* _WHAT THE TASK ASKS_: Lift out each line of the data that holds "Teacher".

* _RAW DATA_:
— BEGIN —

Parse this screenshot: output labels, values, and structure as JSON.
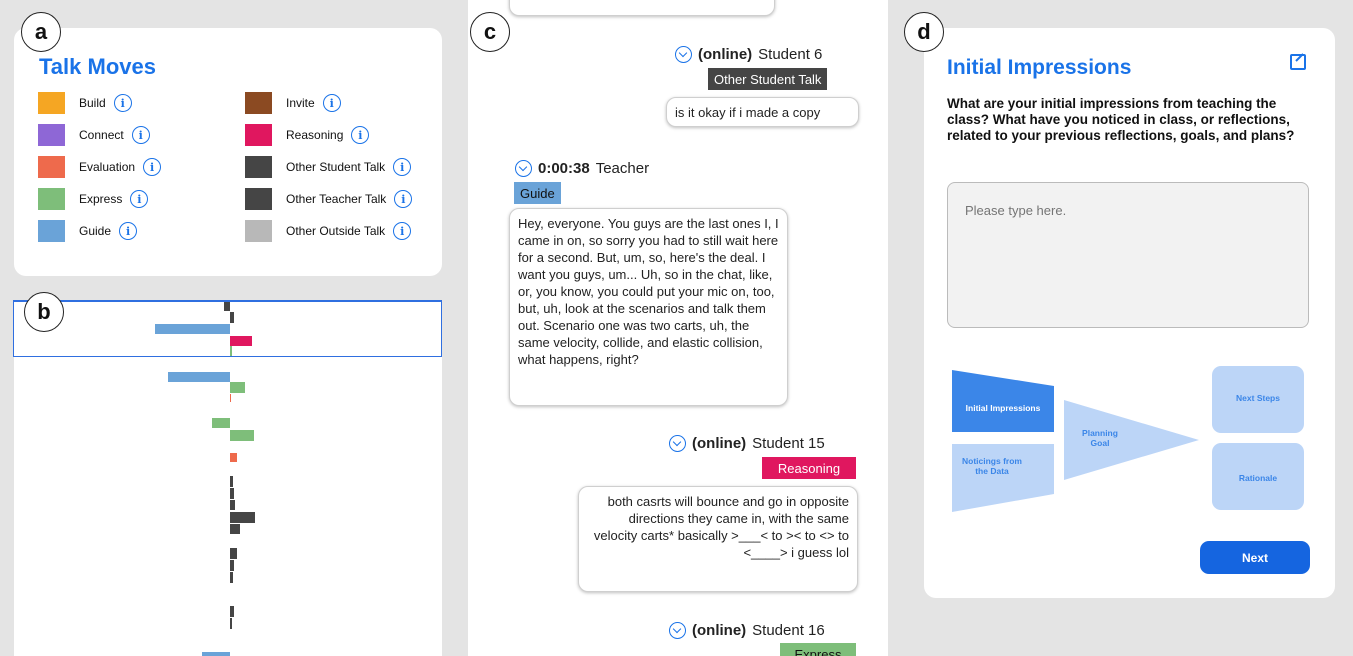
{
  "panels": {
    "a": "a",
    "b": "b",
    "c": "c",
    "d": "d"
  },
  "talk_moves": {
    "title": "Talk Moves",
    "items": [
      {
        "label": "Build",
        "color": "#f5a623"
      },
      {
        "label": "Connect",
        "color": "#8e67d6"
      },
      {
        "label": "Evaluation",
        "color": "#ee6a4c"
      },
      {
        "label": "Express",
        "color": "#7ebe7a"
      },
      {
        "label": "Guide",
        "color": "#6aa3d8"
      },
      {
        "label": "Invite",
        "color": "#8b4a22"
      },
      {
        "label": "Reasoning",
        "color": "#e0175f"
      },
      {
        "label": "Other Student Talk",
        "color": "#454545"
      },
      {
        "label": "Other Teacher Talk",
        "color": "#454545"
      },
      {
        "label": "Other Outside Talk",
        "color": "#b8b8b8"
      }
    ]
  },
  "timeline": {
    "bars": [
      {
        "move": "Other Student Talk",
        "side": "left",
        "length": 6
      },
      {
        "move": "Other Student Talk",
        "side": "right",
        "length": 4
      },
      {
        "move": "Guide",
        "side": "left",
        "length": 75
      },
      {
        "move": "Reasoning",
        "side": "right",
        "length": 22
      },
      {
        "move": "Express",
        "side": "right",
        "length": 2
      },
      {
        "move": "Guide",
        "side": "left",
        "length": 62
      },
      {
        "move": "Express",
        "side": "right",
        "length": 15
      },
      {
        "move": "Evaluation",
        "side": "right",
        "length": 1
      },
      {
        "move": "Express",
        "side": "left",
        "length": 18
      },
      {
        "move": "Express",
        "side": "right",
        "length": 24
      },
      {
        "move": "Evaluation",
        "side": "right",
        "length": 7
      },
      {
        "move": "Other Student Talk",
        "side": "right",
        "length": 3
      },
      {
        "move": "Other Student Talk",
        "side": "right",
        "length": 4
      },
      {
        "move": "Other Student Talk",
        "side": "right",
        "length": 5
      },
      {
        "move": "Other Student Talk",
        "side": "right",
        "length": 25
      },
      {
        "move": "Other Student Talk",
        "side": "right",
        "length": 10
      },
      {
        "move": "Other Student Talk",
        "side": "right",
        "length": 7
      },
      {
        "move": "Other Student Talk",
        "side": "right",
        "length": 4
      },
      {
        "move": "Other Student Talk",
        "side": "right",
        "length": 3
      },
      {
        "move": "Other Student Talk",
        "side": "right",
        "length": 4
      },
      {
        "move": "Other Student Talk",
        "side": "right",
        "length": 2
      },
      {
        "move": "Guide",
        "side": "left",
        "length": 28
      }
    ]
  },
  "transcript": {
    "messages": [
      {
        "status": "(online)",
        "speaker": "Student 6",
        "tag": "Other Student Talk",
        "tag_color": "#454545",
        "text": "is it okay if i made a copy"
      },
      {
        "status": "0:00:38",
        "speaker": "Teacher",
        "tag": "Guide",
        "tag_color": "#6aa3d8",
        "text": "Hey, everyone. You guys are the last ones I, I came in on, so sorry you had to still wait here for a second. But, um, so, here's the deal. I want you guys, um... Uh, so in the chat, like, or, you know, you could put your mic on, too, but, uh, look at the scenarios and talk them out. Scenario one was two carts, uh, the same velocity, collide, and elastic collision, what happens, right?"
      },
      {
        "status": "(online)",
        "speaker": "Student 15",
        "tag": "Reasoning",
        "tag_color": "#e0175f",
        "text": "both casrts will bounce and go in opposite directions they came in, with the same velocity carts* basically >___< to >< to <> to <____> i guess lol"
      },
      {
        "status": "(online)",
        "speaker": "Student 16",
        "tag": "Express",
        "tag_color": "#7ebe7a",
        "text": ""
      }
    ]
  },
  "reflection": {
    "title": "Initial Impressions",
    "question": "What are your initial impressions from teaching the class? What have you noticed in class, or reflections, related to your previous reflections, goals, and plans?",
    "placeholder": "Please type here.",
    "next_label": "Next",
    "flow": {
      "initial": "Initial Impressions",
      "noticings": "Noticings from the Data",
      "planning": "Planning Goal",
      "next_steps": "Next Steps",
      "rationale": "Rationale"
    }
  }
}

— END —

* _FINAL ANSWER_:
        "label": "Other Teacher Talk",
        "speaker": "Teacher",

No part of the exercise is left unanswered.